> _Aim_
Exclude the pictures, then copy all remaining records exactly.
================================
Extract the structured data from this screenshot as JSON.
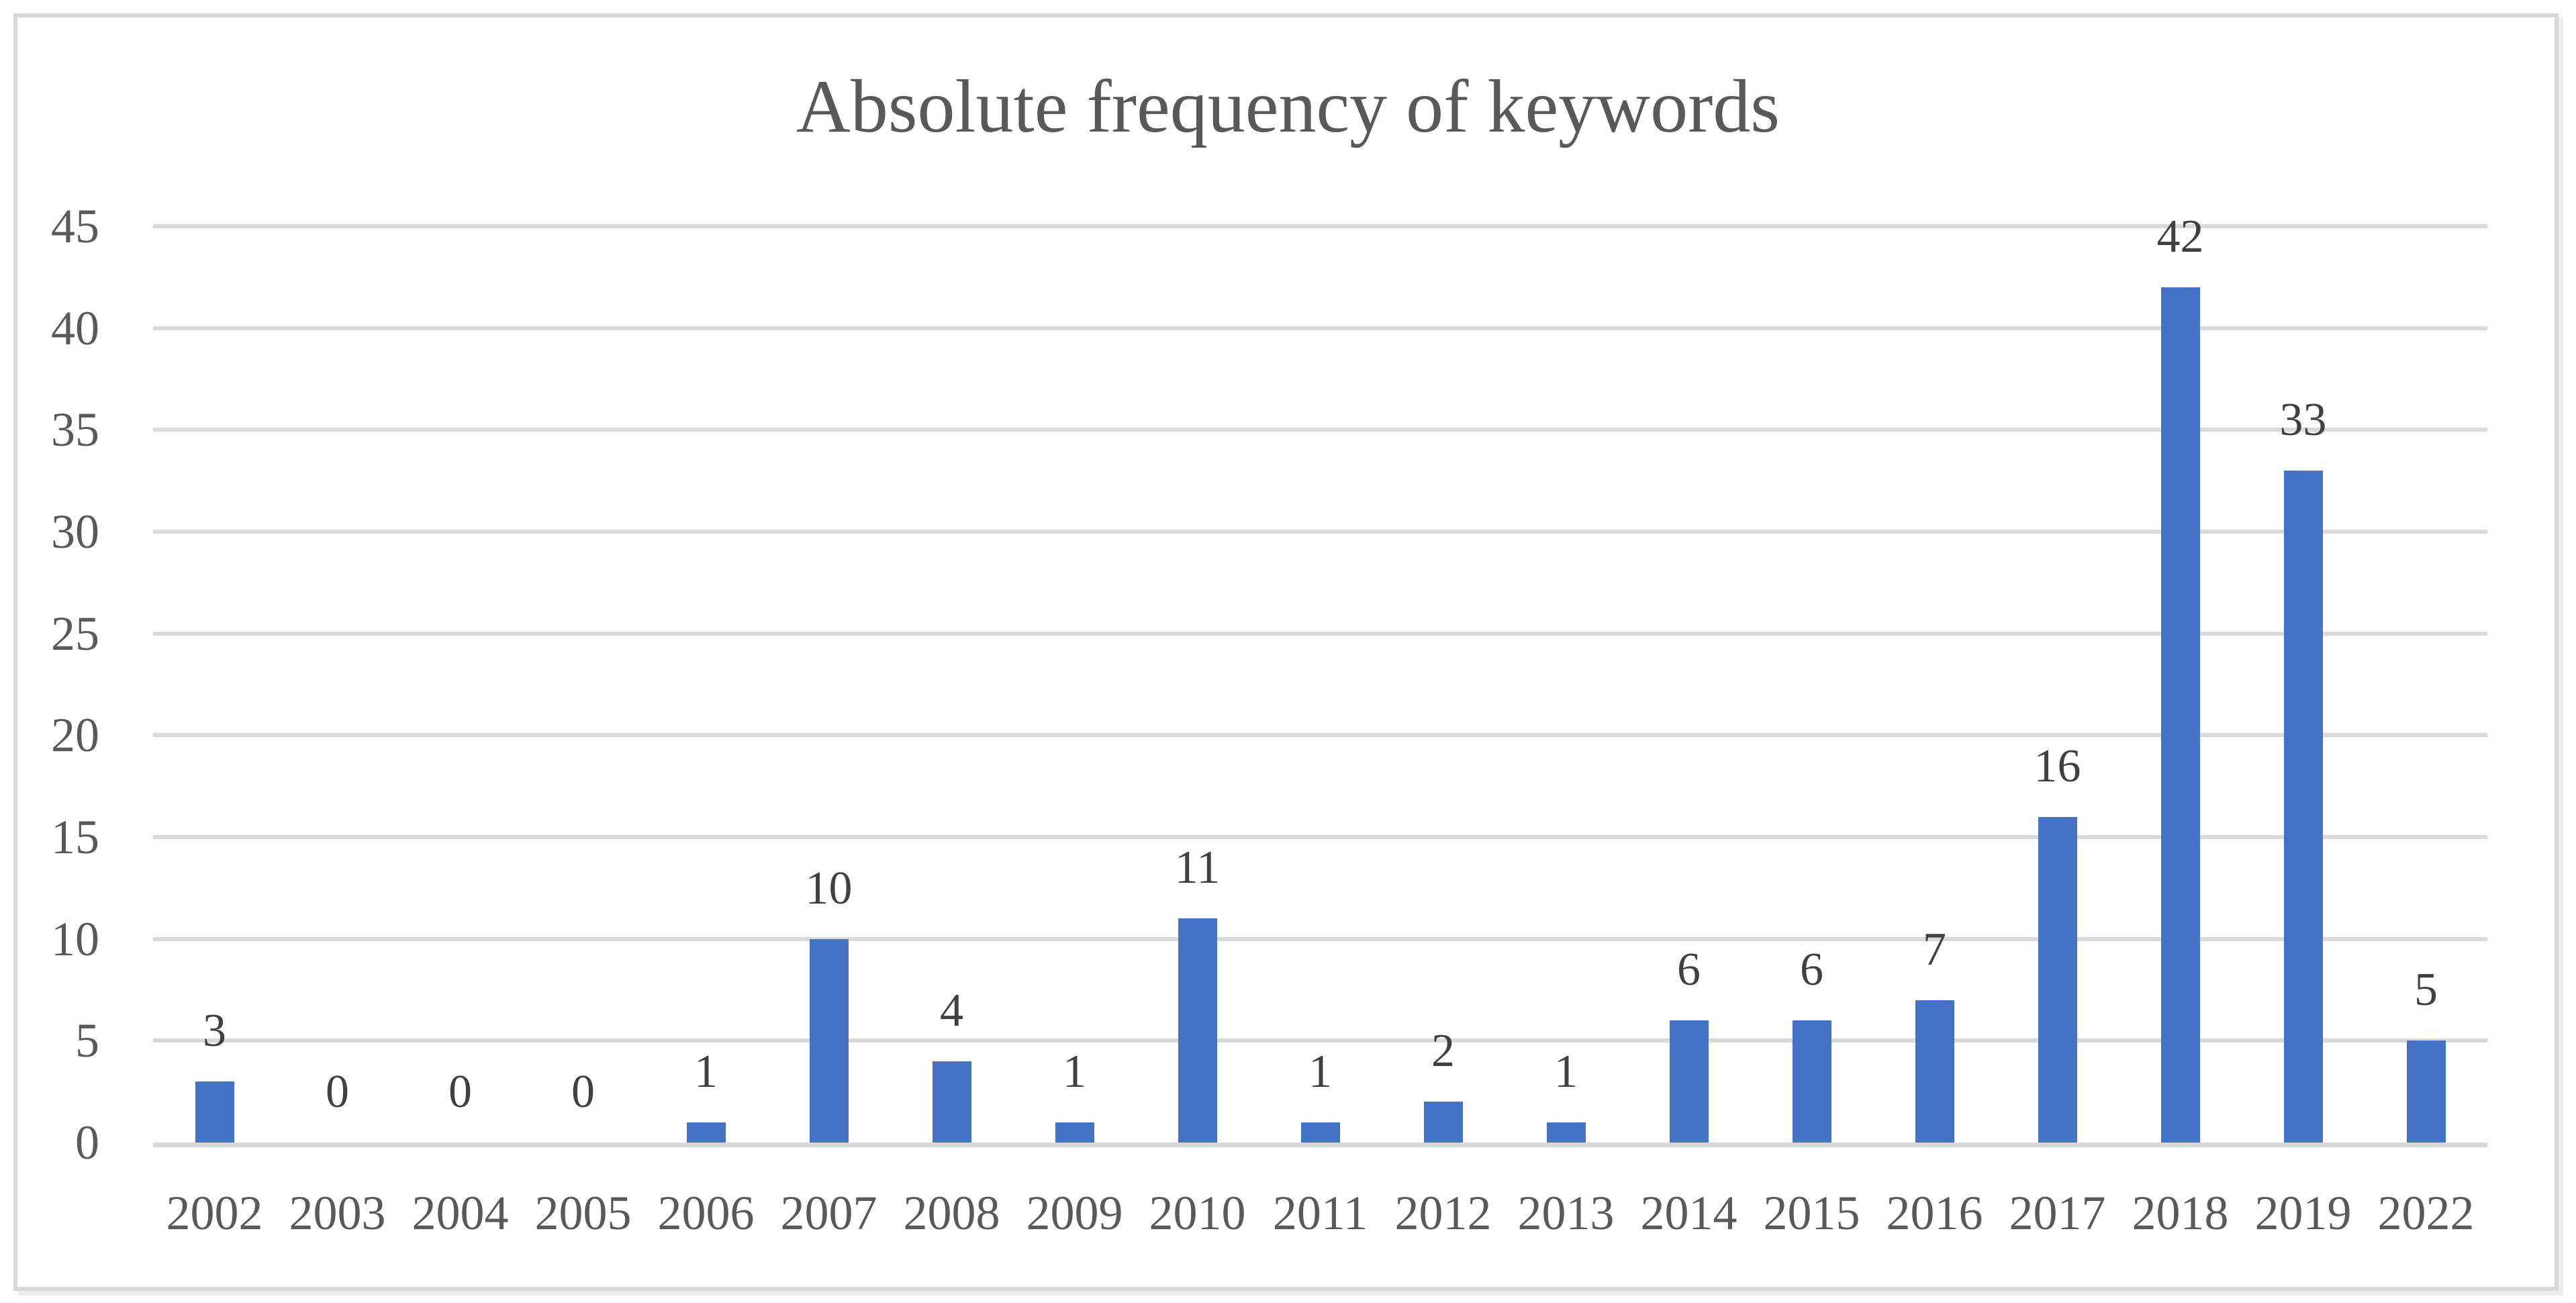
{
  "chart_data": {
    "type": "bar",
    "title": "Absolute frequency of keywords",
    "categories": [
      "2002",
      "2003",
      "2004",
      "2005",
      "2006",
      "2007",
      "2008",
      "2009",
      "2010",
      "2011",
      "2012",
      "2013",
      "2014",
      "2015",
      "2016",
      "2017",
      "2018",
      "2019",
      "2022"
    ],
    "values": [
      3,
      0,
      0,
      0,
      1,
      10,
      4,
      1,
      11,
      1,
      2,
      1,
      6,
      6,
      7,
      16,
      42,
      33,
      5
    ],
    "xlabel": "",
    "ylabel": "",
    "ylim": [
      0,
      45
    ],
    "yticks": [
      0,
      5,
      10,
      15,
      20,
      25,
      30,
      35,
      40,
      45
    ],
    "grid": "horizontal-gridlines-on",
    "legend": "none",
    "data_labels_position": "outside-end",
    "colors": {
      "bar": "#4472C4",
      "gridline": "#D9D9D9",
      "axis_text": "#595959",
      "data_label_text": "#404040",
      "title_text": "#595959",
      "frame_border": "#D8D8D8",
      "background": "#FFFFFF"
    }
  }
}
================================
> _Exercise result_
Extract the structured data from this screenshot as JSON.
{
  "chart_data": {
    "type": "bar",
    "title": "Absolute frequency of keywords",
    "categories": [
      "2002",
      "2003",
      "2004",
      "2005",
      "2006",
      "2007",
      "2008",
      "2009",
      "2010",
      "2011",
      "2012",
      "2013",
      "2014",
      "2015",
      "2016",
      "2017",
      "2018",
      "2019",
      "2022"
    ],
    "values": [
      3,
      0,
      0,
      0,
      1,
      10,
      4,
      1,
      11,
      1,
      2,
      1,
      6,
      6,
      7,
      16,
      42,
      33,
      5
    ],
    "xlabel": "",
    "ylabel": "",
    "ylim": [
      0,
      45
    ],
    "yticks": [
      0,
      5,
      10,
      15,
      20,
      25,
      30,
      35,
      40,
      45
    ],
    "grid": "horizontal-gridlines-on",
    "legend": "none",
    "data_labels_position": "outside-end",
    "colors": {
      "bar": "#4472C4",
      "gridline": "#D9D9D9",
      "axis_text": "#595959",
      "data_label_text": "#404040",
      "title_text": "#595959",
      "frame_border": "#D8D8D8",
      "background": "#FFFFFF"
    }
  }
}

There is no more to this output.